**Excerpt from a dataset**
+---+

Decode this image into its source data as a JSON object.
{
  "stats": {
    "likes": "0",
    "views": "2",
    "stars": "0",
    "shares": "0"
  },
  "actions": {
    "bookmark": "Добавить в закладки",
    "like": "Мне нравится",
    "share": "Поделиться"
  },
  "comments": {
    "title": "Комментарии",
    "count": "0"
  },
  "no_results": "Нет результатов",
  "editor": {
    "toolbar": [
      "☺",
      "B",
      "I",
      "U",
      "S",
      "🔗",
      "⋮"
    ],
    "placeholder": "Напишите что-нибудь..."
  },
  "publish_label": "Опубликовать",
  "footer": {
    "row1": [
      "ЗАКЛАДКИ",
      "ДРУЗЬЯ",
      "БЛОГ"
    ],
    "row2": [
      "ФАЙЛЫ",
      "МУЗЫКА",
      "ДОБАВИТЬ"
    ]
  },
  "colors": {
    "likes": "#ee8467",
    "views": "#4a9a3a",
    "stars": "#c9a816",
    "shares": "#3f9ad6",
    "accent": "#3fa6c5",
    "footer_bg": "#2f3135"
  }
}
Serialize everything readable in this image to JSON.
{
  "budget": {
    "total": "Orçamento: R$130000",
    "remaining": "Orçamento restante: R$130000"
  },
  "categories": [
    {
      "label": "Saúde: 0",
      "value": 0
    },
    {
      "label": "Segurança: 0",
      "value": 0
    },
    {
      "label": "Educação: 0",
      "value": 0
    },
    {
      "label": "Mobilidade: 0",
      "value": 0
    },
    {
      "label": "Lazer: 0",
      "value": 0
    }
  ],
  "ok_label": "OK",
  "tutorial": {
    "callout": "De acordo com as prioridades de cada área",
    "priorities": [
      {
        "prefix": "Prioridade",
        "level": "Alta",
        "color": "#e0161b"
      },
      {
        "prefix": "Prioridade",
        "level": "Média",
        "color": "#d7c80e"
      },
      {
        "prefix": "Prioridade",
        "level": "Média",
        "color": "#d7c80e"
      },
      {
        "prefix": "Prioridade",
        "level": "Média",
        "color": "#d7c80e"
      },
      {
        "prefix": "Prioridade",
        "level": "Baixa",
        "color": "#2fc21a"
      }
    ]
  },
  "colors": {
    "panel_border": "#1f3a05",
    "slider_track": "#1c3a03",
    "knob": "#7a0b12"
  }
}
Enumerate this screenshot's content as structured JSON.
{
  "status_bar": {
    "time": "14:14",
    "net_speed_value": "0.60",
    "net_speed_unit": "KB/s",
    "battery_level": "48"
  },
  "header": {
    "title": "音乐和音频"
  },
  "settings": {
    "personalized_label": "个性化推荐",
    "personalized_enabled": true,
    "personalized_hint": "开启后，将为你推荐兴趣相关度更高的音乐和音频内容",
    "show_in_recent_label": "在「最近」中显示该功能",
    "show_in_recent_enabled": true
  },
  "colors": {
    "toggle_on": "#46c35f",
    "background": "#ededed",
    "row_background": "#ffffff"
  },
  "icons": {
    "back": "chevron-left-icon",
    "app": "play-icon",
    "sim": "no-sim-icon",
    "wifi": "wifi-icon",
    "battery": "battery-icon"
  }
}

+---+

**What to do**
Output the line that contains "Enumerate this screenshot's", followed by every later line in the listing, with no line omitted and none added.

**Response to the exercise**
Enumerate this screenshot's content as structured JSON.
{
  "status_bar": {
    "time": "14:14",
    "net_speed_value": "0.60",
    "net_speed_unit": "KB/s",
    "battery_level": "48"
  },
  "header": {
    "title": "音乐和音频"
  },
  "settings": {
    "personalized_label": "个性化推荐",
    "personalized_enabled": true,
    "personalized_hint": "开启后，将为你推荐兴趣相关度更高的音乐和音频内容",
    "show_in_recent_label": "在「最近」中显示该功能",
    "show_in_recent_enabled": true
  },
  "colors": {
    "toggle_on": "#46c35f",
    "background": "#ededed",
    "row_background": "#ffffff"
  },
  "icons": {
    "back": "chevron-left-icon",
    "app": "play-icon",
    "sim": "no-sim-icon",
    "wifi": "wifi-icon",
    "battery": "battery-icon"
  }
}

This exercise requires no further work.